** begin Records to process **
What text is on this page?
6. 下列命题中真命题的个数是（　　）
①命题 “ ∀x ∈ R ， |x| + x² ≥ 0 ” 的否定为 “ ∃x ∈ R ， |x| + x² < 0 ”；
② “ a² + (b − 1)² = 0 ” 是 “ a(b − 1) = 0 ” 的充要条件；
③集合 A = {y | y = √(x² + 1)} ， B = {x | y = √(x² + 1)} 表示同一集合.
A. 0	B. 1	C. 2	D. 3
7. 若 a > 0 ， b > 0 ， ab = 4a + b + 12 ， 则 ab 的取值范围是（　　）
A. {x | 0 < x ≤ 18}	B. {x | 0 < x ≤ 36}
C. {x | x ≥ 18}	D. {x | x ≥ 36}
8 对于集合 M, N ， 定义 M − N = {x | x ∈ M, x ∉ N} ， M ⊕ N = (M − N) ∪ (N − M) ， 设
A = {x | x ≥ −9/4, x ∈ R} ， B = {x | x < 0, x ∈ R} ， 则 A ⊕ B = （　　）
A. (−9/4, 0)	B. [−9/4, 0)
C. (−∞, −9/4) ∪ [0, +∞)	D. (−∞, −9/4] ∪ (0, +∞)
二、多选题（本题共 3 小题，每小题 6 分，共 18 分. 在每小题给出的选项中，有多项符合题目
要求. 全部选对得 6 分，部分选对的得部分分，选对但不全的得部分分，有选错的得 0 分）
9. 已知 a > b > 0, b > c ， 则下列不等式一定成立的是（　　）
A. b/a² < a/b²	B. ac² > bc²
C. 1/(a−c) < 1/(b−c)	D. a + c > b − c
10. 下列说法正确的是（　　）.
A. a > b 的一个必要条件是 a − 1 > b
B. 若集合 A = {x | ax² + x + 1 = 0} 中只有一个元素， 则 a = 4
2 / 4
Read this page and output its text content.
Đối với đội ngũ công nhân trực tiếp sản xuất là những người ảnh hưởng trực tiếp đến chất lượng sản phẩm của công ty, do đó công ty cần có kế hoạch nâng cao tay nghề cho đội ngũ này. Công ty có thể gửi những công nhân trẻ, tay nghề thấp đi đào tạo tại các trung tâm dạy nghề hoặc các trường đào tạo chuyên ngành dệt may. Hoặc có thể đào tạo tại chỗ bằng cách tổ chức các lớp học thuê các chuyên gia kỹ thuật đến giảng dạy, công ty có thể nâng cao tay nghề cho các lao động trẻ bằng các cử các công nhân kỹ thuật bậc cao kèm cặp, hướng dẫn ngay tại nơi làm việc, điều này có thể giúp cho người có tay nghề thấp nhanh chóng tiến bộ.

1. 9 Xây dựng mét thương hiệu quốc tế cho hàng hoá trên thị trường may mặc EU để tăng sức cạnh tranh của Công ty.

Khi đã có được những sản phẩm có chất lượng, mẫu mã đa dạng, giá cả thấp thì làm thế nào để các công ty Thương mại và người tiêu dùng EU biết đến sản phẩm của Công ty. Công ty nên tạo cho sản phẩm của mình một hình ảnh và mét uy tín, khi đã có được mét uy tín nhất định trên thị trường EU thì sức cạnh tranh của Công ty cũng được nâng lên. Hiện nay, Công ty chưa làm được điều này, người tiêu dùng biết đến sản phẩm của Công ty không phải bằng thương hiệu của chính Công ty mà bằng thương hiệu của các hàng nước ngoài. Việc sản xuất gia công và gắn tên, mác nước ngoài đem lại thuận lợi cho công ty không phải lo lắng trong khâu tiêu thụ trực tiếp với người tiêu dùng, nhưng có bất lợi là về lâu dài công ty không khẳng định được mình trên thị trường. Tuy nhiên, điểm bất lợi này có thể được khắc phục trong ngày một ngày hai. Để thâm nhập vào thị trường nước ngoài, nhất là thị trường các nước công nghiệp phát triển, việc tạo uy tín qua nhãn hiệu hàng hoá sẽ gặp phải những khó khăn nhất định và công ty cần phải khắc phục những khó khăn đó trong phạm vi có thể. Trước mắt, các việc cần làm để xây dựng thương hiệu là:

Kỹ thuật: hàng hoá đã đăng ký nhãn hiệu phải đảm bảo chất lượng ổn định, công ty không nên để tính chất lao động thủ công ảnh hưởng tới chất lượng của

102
** end Records to process **
__Exercise__
Copy out every entry again, exactly as it was given.

__Solved problem__
What text is on this page?
6. 下列命题中真命题的个数是（　　）
①命题 “ ∀x ∈ R ， |x| + x² ≥ 0 ” 的否定为 “ ∃x ∈ R ， |x| + x² < 0 ”；
② “ a² + (b − 1)² = 0 ” 是 “ a(b − 1) = 0 ” 的充要条件；
③集合 A = {y | y = √(x² + 1)} ， B = {x | y = √(x² + 1)} 表示同一集合.
A. 0	B. 1	C. 2	D. 3
7. 若 a > 0 ， b > 0 ， ab = 4a + b + 12 ， 则 ab 的取值范围是（　　）
A. {x | 0 < x ≤ 18}	B. {x | 0 < x ≤ 36}
C. {x | x ≥ 18}	D. {x | x ≥ 36}
8 对于集合 M, N ， 定义 M − N = {x | x ∈ M, x ∉ N} ， M ⊕ N = (M − N) ∪ (N − M) ， 设
A = {x | x ≥ −9/4, x ∈ R} ， B = {x | x < 0, x ∈ R} ， 则 A ⊕ B = （　　）
A. (−9/4, 0)	B. [−9/4, 0)
C. (−∞, −9/4) ∪ [0, +∞)	D. (−∞, −9/4] ∪ (0, +∞)
二、多选题（本题共 3 小题，每小题 6 分，共 18 分. 在每小题给出的选项中，有多项符合题目
要求. 全部选对得 6 分，部分选对的得部分分，选对但不全的得部分分，有选错的得 0 分）
9. 已知 a > b > 0, b > c ， 则下列不等式一定成立的是（　　）
A. b/a² < a/b²	B. ac² > bc²
C. 1/(a−c) < 1/(b−c)	D. a + c > b − c
10. 下列说法正确的是（　　）.
A. a > b 的一个必要条件是 a − 1 > b
B. 若集合 A = {x | ax² + x + 1 = 0} 中只有一个元素， 则 a = 4
2 / 4
Read this page and output its text content.
Đối với đội ngũ công nhân trực tiếp sản xuất là những người ảnh hưởng trực tiếp đến chất lượng sản phẩm của công ty, do đó công ty cần có kế hoạch nâng cao tay nghề cho đội ngũ này. Công ty có thể gửi những công nhân trẻ, tay nghề thấp đi đào tạo tại các trung tâm dạy nghề hoặc các trường đào tạo chuyên ngành dệt may. Hoặc có thể đào tạo tại chỗ bằng cách tổ chức các lớp học thuê các chuyên gia kỹ thuật đến giảng dạy, công ty có thể nâng cao tay nghề cho các lao động trẻ bằng các cử các công nhân kỹ thuật bậc cao kèm cặp, hướng dẫn ngay tại nơi làm việc, điều này có thể giúp cho người có tay nghề thấp nhanh chóng tiến bộ.

1. 9 Xây dựng mét thương hiệu quốc tế cho hàng hoá trên thị trường may mặc EU để tăng sức cạnh tranh của Công ty.

Khi đã có được những sản phẩm có chất lượng, mẫu mã đa dạng, giá cả thấp thì làm thế nào để các công ty Thương mại và người tiêu dùng EU biết đến sản phẩm của Công ty. Công ty nên tạo cho sản phẩm của mình một hình ảnh và mét uy tín, khi đã có được mét uy tín nhất định trên thị trường EU thì sức cạnh tranh của Công ty cũng được nâng lên. Hiện nay, Công ty chưa làm được điều này, người tiêu dùng biết đến sản phẩm của Công ty không phải bằng thương hiệu của chính Công ty mà bằng thương hiệu của các hàng nước ngoài. Việc sản xuất gia công và gắn tên, mác nước ngoài đem lại thuận lợi cho công ty không phải lo lắng trong khâu tiêu thụ trực tiếp với người tiêu dùng, nhưng có bất lợi là về lâu dài công ty không khẳng định được mình trên thị trường. Tuy nhiên, điểm bất lợi này có thể được khắc phục trong ngày một ngày hai. Để thâm nhập vào thị trường nước ngoài, nhất là thị trường các nước công nghiệp phát triển, việc tạo uy tín qua nhãn hiệu hàng hoá sẽ gặp phải những khó khăn nhất định và công ty cần phải khắc phục những khó khăn đó trong phạm vi có thể. Trước mắt, các việc cần làm để xây dựng thương hiệu là:

Kỹ thuật: hàng hoá đã đăng ký nhãn hiệu phải đảm bảo chất lượng ổn định, công ty không nên để tính chất lao động thủ công ảnh hưởng tới chất lượng của

102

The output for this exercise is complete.